▶ **SOURCE EXTRACT**

>> Start

Glad to see that microformats are starting to earn their keep!

To expand on your idea, I would highly recommend that you pick ONE URL (i.e. your homepage — in your case marshallk.com) and use that all over the web, since some places, like Flickr, also support the rel-me identity consolidation convention from XFN and the more rel-me that you have pointing back (and point out!) to the SAME URL, the more likely web spiders will treat that as your so-called canonical ID.

I’ve written about this a bit more previously:

http://factoryjoe.com/blog/2008/03/11/portable-contact-lists-and-the-case-against-xfn/

http://factoryjoe.com/blog/2007/01/29/scoping-xfn-and-identifying-definitive-hcards/

I had never realized that until just now. I think very few people have wrapped their heads around microformats yet, but we need to be on top of it if we want a jump on our competitors.

There’s only so much Google Juice to go around, and I want a big glass.

Interesting, at the moment, my LinkedIn profile ranks higher than my blog. I’ll try this out to check if there is any impact.

Funny, my LinkedIn profile has also jumped to my first hit, over my blog. Thanks for the heads-up on this, going to fix this little gotcha right now… =)

Any thoughts on what happens in the case of conflicts? Twitter, LinkedIn and you personal site using the rel=”me”?

great to see Microformats taking weight!

thanks for the post!

Regards,
Sean
http://twitter.com/SeanNieuwoudt

Any idea how to do this with a hosted WP blog? I can only (so far as I know) edit the permalink, not the full “a hreft.” Am I wrong?

Thanks for the advice. Needed!

Yaa, my Facebook profile is the number one on hits. At least I beat out the other guys with the same name.

Very interesting. I just Googled myself and my twitter profile ranks first, above my LinkedIn profile. I will have to make some changes.

Great info. I wonder how long it is before we end up with a “Google Webmaster” tool for our own identities to clearly link to our “main” profile.

For a WP blog, you can add a link w/ the normal link manager and link it to whichever page on your site.

When adding the link, croll down to REL selection and click the ‘another web address of mine’ and that will put the ‘me’ factor in there…

[...] Montag, 30. März 2009 … möchte ich bitte selbst bestimmen, liebes Twitter. [...]

I also noticed that Twitter is putting a “nofollow” on people’s web link. Shouldn’t we be able to pass the authority of our Twitter profile to our own blog / website?

@markdilley: You can have as many rel-me links as you want. It’s about creating an identity graph. Check the source of factoryjoe.com to see how I do it.

@Vinicius: Check out this support post on that topic:

http://getsatisfaction.com/twitter/topics/good_netiquette_microformats_get_rid_of_the_rel_me_no_follow

hrmm… maybe google shouldn’t link to https://api.twitter.com/... since the ssl certificate isn’t valid.

>> End

▶ **INSTRUCTIONS**
a - Copy the part of the comment thread above word for word, from "Great info. I" up to and including "on your site.".
b - Answer these questions using the comment thread above:
(i) Which homepage does the first commenter give as the one URL to use all over the web?
(ii) Which site is named as also supporting the rel-me convention from XFN?
(iii) In the WordPress link manager, which REL option should be clicked to add the "me" factor?
c - Based on the comment thread above, does each statement agree with it? Answer yes or no for each, and quote the words that decide it.
(i) One commenter finds that their blog ranks higher than their LinkedIn profile.
(ii) A reply says a person can have as many rel-me links as they want.
(iii) One commenter's Facebook profile is their top hit.

▶ **MATERIAL PROVIDED**
>> Start

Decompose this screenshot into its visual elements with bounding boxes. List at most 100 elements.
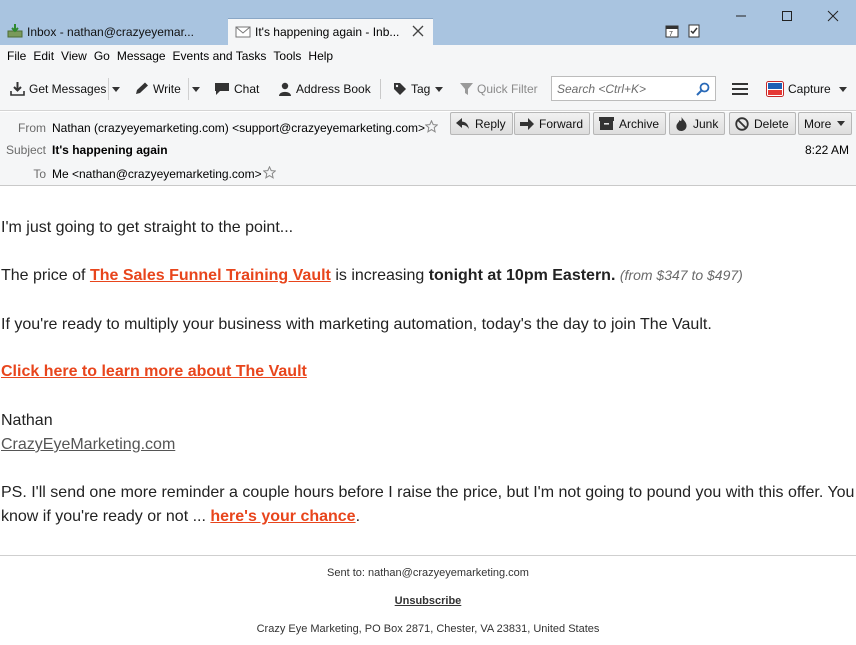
close-icon (827, 10, 839, 22)
ps-text-end: . (355, 508, 361, 525)
delete-label: Delete (754, 116, 789, 131)
tab-inbox[interactable]: Inbox - nathan@crazyeyemar... (0, 18, 226, 45)
calendar-icon[interactable]: 7 (664, 23, 680, 39)
menu-view[interactable]: View (58, 49, 91, 63)
delete-button[interactable]: Delete (729, 112, 796, 135)
deadline-text: tonight at 10pm Eastern. (428, 267, 616, 284)
reply-arrow-icon (456, 117, 469, 129)
chevron-down-icon (111, 86, 120, 92)
to-label: To (33, 167, 46, 181)
inbox-download-icon (7, 24, 23, 38)
menu-bar: File Edit View Go Message Events and Tas… (0, 45, 856, 67)
capture-label: Capture (788, 82, 831, 96)
funnel-icon (460, 83, 473, 95)
junk-button[interactable]: Junk (669, 112, 726, 135)
chevron-down-icon (839, 86, 847, 92)
from-value[interactable]: Nathan (crazyeyemarketing.com) <support@… (52, 121, 425, 135)
address-book-label: Address Book (296, 82, 371, 96)
price-text-mid: is increasing (330, 267, 429, 284)
footer-address: Crazy Eye Marketing, PO Box 2871, Cheste… (256, 623, 600, 635)
menu-file[interactable]: File (4, 49, 30, 63)
write-dropdown[interactable] (188, 78, 202, 100)
capture-dropdown[interactable] (836, 78, 850, 100)
title-bar: Inbox - nathan@crazyeyemar... It's happe… (0, 0, 856, 45)
footer-sent-to: Sent to: nathan@crazyeyemarketing.com (327, 567, 529, 579)
learn-more-link[interactable]: Click here to learn more about The Vault (1, 363, 307, 380)
search-icon (696, 82, 710, 96)
envelope-icon (235, 26, 251, 38)
menu-tools[interactable]: Tools (270, 49, 305, 63)
archive-button[interactable]: Archive (593, 112, 667, 135)
main-toolbar: Get Messages Write Chat Address Book Tag (0, 67, 856, 111)
junk-label: Junk (693, 116, 719, 131)
get-messages-button[interactable]: Get Messages (10, 78, 106, 100)
menu-go[interactable]: Go (91, 49, 114, 63)
crazyeyemarketing-link[interactable]: CrazyEyeMarketing.com (1, 436, 175, 453)
write-button[interactable]: Write (134, 78, 181, 100)
message-header: From Nathan (crazyeyemarketing.com) <sup… (0, 112, 856, 186)
tab-message-label: It's happening again - Inb... (255, 25, 400, 39)
body-line-price: The price of The Sales Funnel Training V… (1, 267, 743, 285)
menu-help[interactable]: Help (305, 49, 337, 63)
body-line-automation: If you're ready to multiply your busines… (1, 316, 712, 333)
search-input[interactable]: Search <Ctrl+K> (551, 76, 716, 101)
write-label: Write (153, 82, 181, 96)
tag-label: Tag (411, 82, 431, 96)
archive-label: Archive (619, 116, 660, 131)
archive-box-icon (599, 117, 614, 130)
address-book-button[interactable]: Address Book (278, 78, 371, 100)
pencil-icon (136, 82, 148, 94)
capture-icon (766, 81, 784, 97)
message-body: I'm just going to get straight to the po… (0, 186, 856, 645)
get-messages-label: Get Messages (29, 82, 107, 96)
download-icon (10, 82, 25, 96)
get-messages-dropdown[interactable] (108, 78, 122, 100)
chat-button[interactable]: Chat (214, 78, 259, 100)
search-placeholder: Search <Ctrl+K> (557, 81, 647, 96)
minimize-button[interactable] (718, 3, 764, 29)
forward-label: Forward (539, 116, 584, 131)
close-window-button[interactable] (810, 3, 856, 29)
subject-value: It's happening again (52, 143, 168, 157)
signature-site: CrazyEyeMarketing.com (1, 436, 175, 454)
more-button[interactable]: More (798, 112, 853, 135)
quick-filter-label: Quick Filter (477, 82, 538, 96)
star-icon[interactable] (425, 120, 438, 133)
app-menu-button[interactable] (732, 78, 752, 100)
quick-filter-button[interactable]: Quick Filter (460, 78, 538, 100)
footer-divider (0, 555, 856, 556)
delete-icon (735, 116, 749, 131)
star-icon[interactable] (263, 166, 276, 179)
to-value[interactable]: Me <nathan@crazyeyemarketing.com> (52, 167, 262, 181)
capture-button[interactable]: Capture (766, 78, 831, 100)
ps-text-pre: know if you're ready or not ... (1, 508, 211, 525)
chevron-down-icon (435, 86, 444, 92)
unsubscribe-link[interactable]: Unsubscribe (395, 595, 462, 607)
menu-events-and-tasks[interactable]: Events and Tasks (170, 49, 271, 63)
toolbar-separator (380, 79, 381, 99)
tag-button[interactable]: Tag (393, 78, 447, 100)
menu-edit[interactable]: Edit (30, 49, 58, 63)
close-tab-icon[interactable] (411, 24, 425, 38)
maximize-button[interactable] (764, 3, 810, 29)
footer-unsubscribe-row: Unsubscribe (0, 595, 856, 607)
signature-name: Nathan (1, 412, 53, 429)
body-line-intro: I'm just going to get straight to the po… (1, 219, 294, 236)
hamburger-menu-icon (732, 83, 748, 95)
subject-label: Subject (5, 143, 46, 157)
message-time: 8:22 AM (804, 143, 849, 157)
chat-label: Chat (234, 82, 260, 96)
junk-flame-icon (676, 116, 687, 131)
svg-text:7: 7 (669, 31, 673, 38)
chevron-down-icon (191, 86, 200, 92)
tasks-icon[interactable] (686, 23, 702, 39)
tab-message[interactable]: It's happening again - Inb... (228, 18, 433, 45)
ps-line-2: know if you're ready or not ... here's y… (1, 508, 360, 526)
from-label: From (18, 121, 46, 135)
heres-your-chance-link[interactable]: here's your chance (210, 508, 355, 525)
sales-funnel-vault-link[interactable]: The Sales Funnel Training Vault (90, 267, 331, 284)
menu-message[interactable]: Message (114, 49, 170, 63)
reply-button[interactable]: Reply (450, 112, 513, 135)
forward-button[interactable]: Forward (514, 112, 591, 135)
more-label: More (804, 116, 832, 131)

>> End

▶ **FULL SOLUTIONS**
a -
Great info. I wonder how long it is before we end up with a “Google Webmaster” tool for our own identities to clearly link to our “main” profile.

For a WP blog, you can add a link w/ the normal link manager and link it to whichever page on your site.

b -
(i) marshallk.com
(ii) Flickr
(iii) "another web address of mine"

c -
(i) No: "my LinkedIn profile ranks higher than my blog"
(ii) Yes: "You can have as many rel-me links as you want."
(iii) Yes: "my Facebook profile is the number one on hits"